:: Goal ::
Please output the records below in full, exactly as given, but without the images.

:: Given data ::
------------

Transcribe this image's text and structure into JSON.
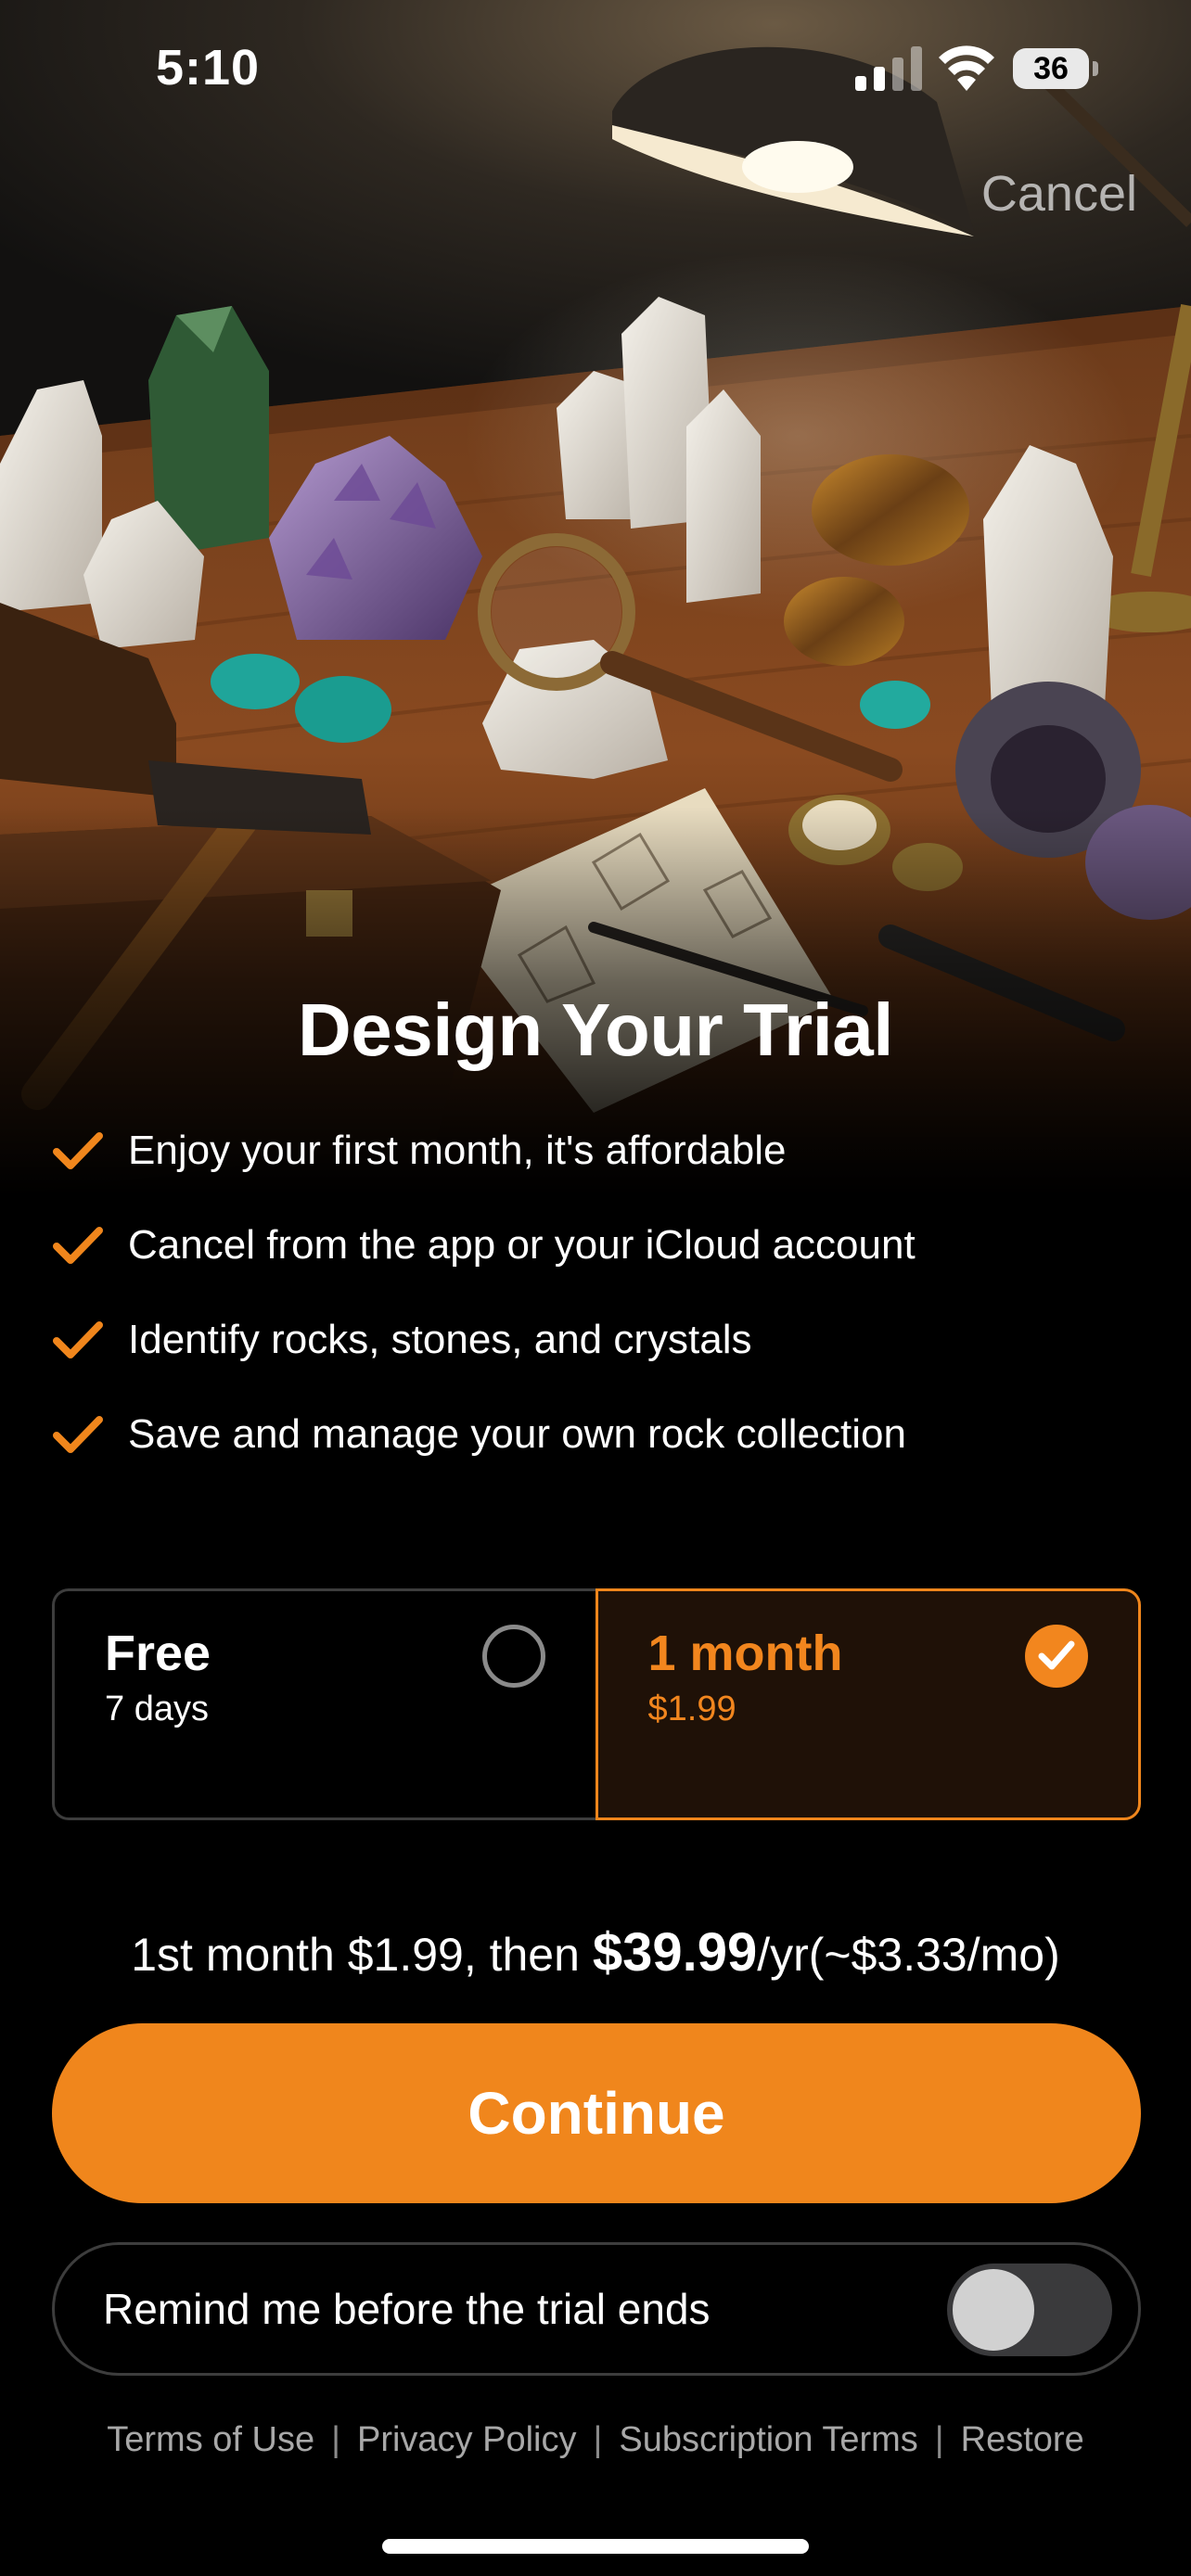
{
  "status_bar": {
    "time": "5:10",
    "battery_level": "36"
  },
  "header": {
    "cancel_label": "Cancel"
  },
  "title": "Design Your Trial",
  "features": [
    "Enjoy your first month, it's affordable",
    "Cancel from the app or your iCloud account",
    "Identify rocks, stones, and crystals",
    "Save and manage your own rock collection"
  ],
  "plans": [
    {
      "name": "Free",
      "detail": "7 days",
      "selected": false
    },
    {
      "name": "1 month",
      "detail": "$1.99",
      "selected": true
    }
  ],
  "pricing": {
    "prefix": "1st month $1.99, then ",
    "price": "$39.99",
    "suffix": "/yr(~$3.33/mo)"
  },
  "continue_label": "Continue",
  "reminder": {
    "label": "Remind me before the trial ends",
    "enabled": false
  },
  "footer_links": [
    "Terms of Use",
    "Privacy Policy",
    "Subscription Terms",
    "Restore"
  ],
  "colors": {
    "accent": "#f0861c",
    "selected_plan_bg": "#1f1107",
    "background": "#000000"
  },
  "icons": [
    "signal-icon",
    "wifi-icon",
    "battery-icon",
    "check-icon",
    "radio-icon",
    "checkmark-circle-icon"
  ]
}
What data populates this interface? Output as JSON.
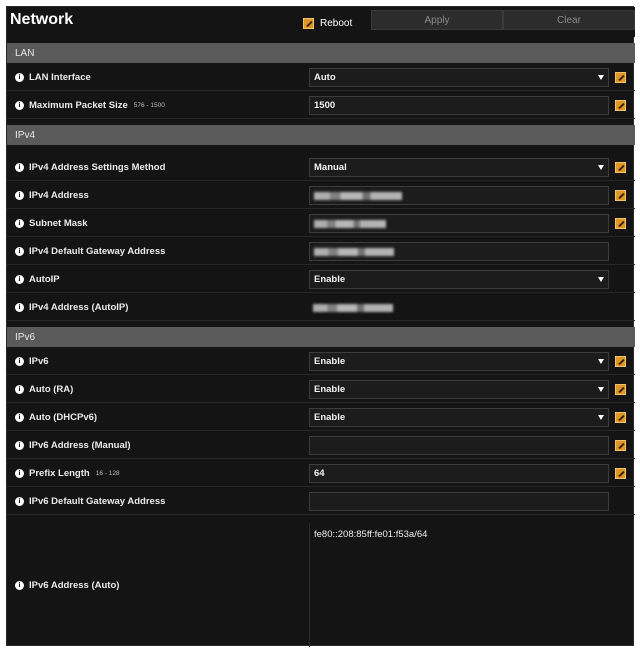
{
  "header": {
    "title": "Network",
    "reboot_label": "Reboot",
    "apply_label": "Apply",
    "clear_label": "Clear"
  },
  "sections": {
    "lan": "LAN",
    "ipv4": "IPv4",
    "ipv6": "IPv6"
  },
  "lan": {
    "interface": {
      "label": "LAN Interface",
      "value": "Auto"
    },
    "packet_size": {
      "label": "Maximum Packet Size",
      "range": "576 - 1500",
      "value": "1500"
    }
  },
  "ipv4": {
    "method": {
      "label": "IPv4 Address Settings Method",
      "value": "Manual"
    },
    "address": {
      "label": "IPv4 Address"
    },
    "subnet": {
      "label": "Subnet Mask"
    },
    "gateway": {
      "label": "IPv4 Default Gateway Address"
    },
    "autoip": {
      "label": "AutoIP",
      "value": "Enable"
    },
    "autoip_address": {
      "label": "IPv4 Address (AutoIP)"
    }
  },
  "ipv6": {
    "enable": {
      "label": "IPv6",
      "value": "Enable"
    },
    "auto_ra": {
      "label": "Auto (RA)",
      "value": "Enable"
    },
    "auto_dhcp": {
      "label": "Auto (DHCPv6)",
      "value": "Enable"
    },
    "manual_address": {
      "label": "IPv6 Address (Manual)",
      "value": ""
    },
    "prefix": {
      "label": "Prefix Length",
      "range": "16 - 128",
      "value": "64"
    },
    "gateway": {
      "label": "IPv6 Default Gateway Address",
      "value": ""
    },
    "auto_address": {
      "label": "IPv6 Address (Auto)",
      "value": "fe80::208:85ff:fe01:f53a/64"
    }
  },
  "icons": {
    "edit": "pencil-edit-icon",
    "info": "info-icon",
    "dropdown": "chevron-down-icon"
  },
  "colors": {
    "panel_bg": "#141414",
    "section_bg": "#5a5a5a",
    "edit_accent": "#e09624"
  }
}
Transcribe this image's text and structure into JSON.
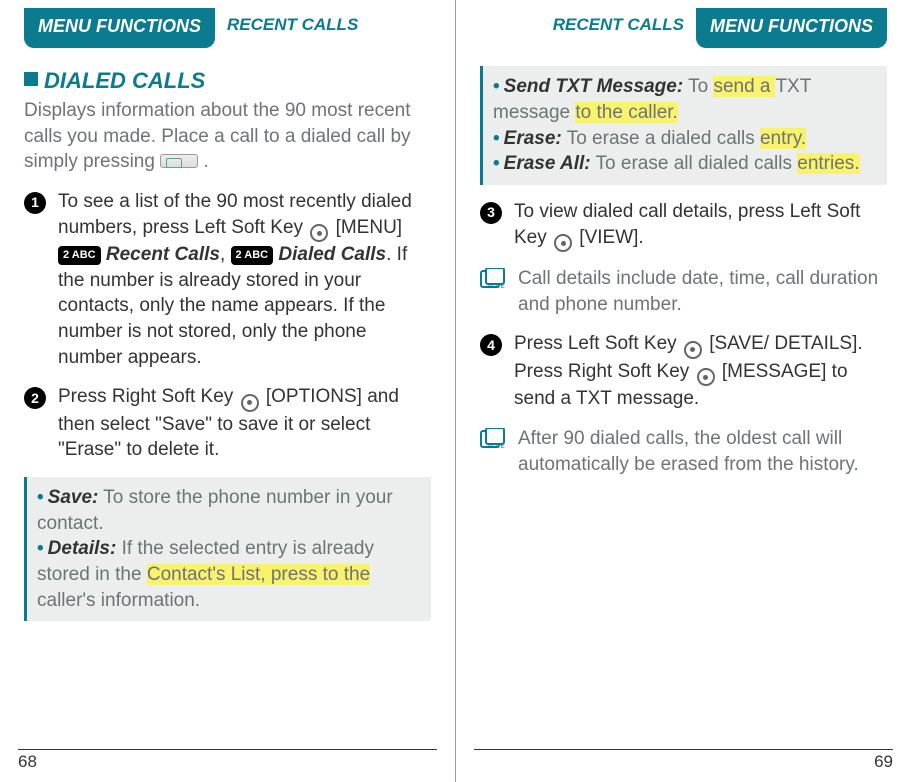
{
  "tabs": {
    "menu": "MENU FUNCTIONS",
    "recent": "RECENT CALLS"
  },
  "left": {
    "section_title": "DIALED CALLS",
    "intro_a": "Displays information about the 90 most recent calls you made. Place a call to a dialed call by simply pressing ",
    "intro_b": " .",
    "step1_a": "To see a list of the 90 most recently dialed numbers, press Left Soft Key ",
    "step1_b": " [MENU] ",
    "step1_c": "Recent Calls",
    "step1_d": ", ",
    "step1_e": "Dialed Calls",
    "step1_f": ". If the number is already stored in your contacts, only the name appears. If the number is not stored, only the phone number appears.",
    "step2_a": "Press Right Soft Key ",
    "step2_b": " [OPTIONS] and then select \"Save\" to save it or select \"Erase\" to delete it.",
    "box": {
      "save_t": "Save:",
      "save": "To store the phone number in your contact.",
      "details_t": "Details:",
      "details_a": "If the selected entry is already stored in the ",
      "details_hl": "Contact's List, press to the ",
      "details_b": "caller's information."
    },
    "key2": "2 ABC",
    "page": "68"
  },
  "right": {
    "box": {
      "send_t": "Send TXT Message:",
      "send_a": "To ",
      "send_hl1": "send a ",
      "send_b": "TXT message ",
      "send_hl2": "to the caller.",
      "erase_t": "Erase:",
      "erase_a": "To erase a dialed calls ",
      "erase_hl": "entry.",
      "eraseall_t": "Erase All:",
      "eraseall_a": "To erase all dialed calls ",
      "eraseall_hl": "entries."
    },
    "step3_a": "To view dialed call details, press Left Soft Key ",
    "step3_b": " [VIEW].",
    "note1": "Call details include date, time, call duration and phone number.",
    "step4_a": "Press Left Soft Key ",
    "step4_b": " [SAVE/ DETAILS]. Press Right Soft Key ",
    "step4_c": " [MESSAGE] to send a TXT message.",
    "note2": "After 90 dialed calls, the oldest call will automatically be erased from the history.",
    "page": "69"
  }
}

------------

:: Task solution ::
Transcribe this image's text and structure into JSON.
{
  "status_bar": {
    "time": "5:10",
    "battery_level": "36"
  },
  "header": {
    "cancel_label": "Cancel"
  },
  "title": "Design Your Trial",
  "features": [
    "Enjoy your first month, it's affordable",
    "Cancel from the app or your iCloud account",
    "Identify rocks, stones, and crystals",
    "Save and manage your own rock collection"
  ],
  "plans": [
    {
      "name": "Free",
      "detail": "7 days",
      "selected": false
    },
    {
      "name": "1 month",
      "detail": "$1.99",
      "selected": true
    }
  ],
  "pricing": {
    "prefix": "1st month $1.99, then ",
    "price": "$39.99",
    "suffix": "/yr(~$3.33/mo)"
  },
  "continue_label": "Continue",
  "reminder": {
    "label": "Remind me before the trial ends",
    "enabled": false
  },
  "footer_links": [
    "Terms of Use",
    "Privacy Policy",
    "Subscription Terms",
    "Restore"
  ],
  "colors": {
    "accent": "#f0861c",
    "selected_plan_bg": "#1f1107",
    "background": "#000000"
  },
  "icons": [
    "signal-icon",
    "wifi-icon",
    "battery-icon",
    "check-icon",
    "radio-icon",
    "checkmark-circle-icon"
  ]
}
What data populates this interface? Output as JSON.
{
  "header": {
    "title": "Network",
    "reboot_label": "Reboot",
    "apply_label": "Apply",
    "clear_label": "Clear"
  },
  "sections": {
    "lan": "LAN",
    "ipv4": "IPv4",
    "ipv6": "IPv6"
  },
  "lan": {
    "interface": {
      "label": "LAN Interface",
      "value": "Auto"
    },
    "packet_size": {
      "label": "Maximum Packet Size",
      "range": "576 - 1500",
      "value": "1500"
    }
  },
  "ipv4": {
    "method": {
      "label": "IPv4 Address Settings Method",
      "value": "Manual"
    },
    "address": {
      "label": "IPv4 Address"
    },
    "subnet": {
      "label": "Subnet Mask"
    },
    "gateway": {
      "label": "IPv4 Default Gateway Address"
    },
    "autoip": {
      "label": "AutoIP",
      "value": "Enable"
    },
    "autoip_address": {
      "label": "IPv4 Address (AutoIP)"
    }
  },
  "ipv6": {
    "enable": {
      "label": "IPv6",
      "value": "Enable"
    },
    "auto_ra": {
      "label": "Auto (RA)",
      "value": "Enable"
    },
    "auto_dhcp": {
      "label": "Auto (DHCPv6)",
      "value": "Enable"
    },
    "manual_address": {
      "label": "IPv6 Address (Manual)",
      "value": ""
    },
    "prefix": {
      "label": "Prefix Length",
      "range": "16 - 128",
      "value": "64"
    },
    "gateway": {
      "label": "IPv6 Default Gateway Address",
      "value": ""
    },
    "auto_address": {
      "label": "IPv6 Address (Auto)",
      "value": "fe80::208:85ff:fe01:f53a/64"
    }
  },
  "icons": {
    "edit": "pencil-edit-icon",
    "info": "info-icon",
    "dropdown": "chevron-down-icon"
  },
  "colors": {
    "panel_bg": "#141414",
    "section_bg": "#5a5a5a",
    "edit_accent": "#e09624"
  }
}
Transcribe this image's text and structure into JSON.
{
  "tabs": {
    "menu": "MENU FUNCTIONS",
    "recent": "RECENT CALLS"
  },
  "left": {
    "section_title": "DIALED CALLS",
    "intro_a": "Displays information about the 90 most recent calls you made. Place a call to a dialed call by simply pressing ",
    "intro_b": " .",
    "step1_a": "To see a list of the 90 most recently dialed numbers, press Left Soft Key ",
    "step1_b": " [MENU] ",
    "step1_c": "Recent Calls",
    "step1_d": ", ",
    "step1_e": "Dialed Calls",
    "step1_f": ". If the number is already stored in your contacts, only the name appears. If the number is not stored, only the phone number appears.",
    "step2_a": "Press Right Soft Key ",
    "step2_b": " [OPTIONS] and then select \"Save\" to save it or select \"Erase\" to delete it.",
    "box": {
      "save_t": "Save:",
      "save": "To store the phone number in your contact.",
      "details_t": "Details:",
      "details_a": "If the selected entry is already stored in the ",
      "details_hl": "Contact's List, press to the ",
      "details_b": "caller's information."
    },
    "key2": "2 ABC",
    "page": "68"
  },
  "right": {
    "box": {
      "send_t": "Send TXT Message:",
      "send_a": "To ",
      "send_hl1": "send a ",
      "send_b": "TXT message ",
      "send_hl2": "to the caller.",
      "erase_t": "Erase:",
      "erase_a": "To erase a dialed calls ",
      "erase_hl": "entry.",
      "eraseall_t": "Erase All:",
      "eraseall_a": "To erase all dialed calls ",
      "eraseall_hl": "entries."
    },
    "step3_a": "To view dialed call details, press Left Soft Key ",
    "step3_b": " [VIEW].",
    "note1": "Call details include date, time, call duration and phone number.",
    "step4_a": "Press Left Soft Key ",
    "step4_b": " [SAVE/ DETAILS]. Press Right Soft Key ",
    "step4_c": " [MESSAGE] to send a TXT message.",
    "note2": "After 90 dialed calls, the oldest call will automatically be erased from the history.",
    "page": "69"
  }
}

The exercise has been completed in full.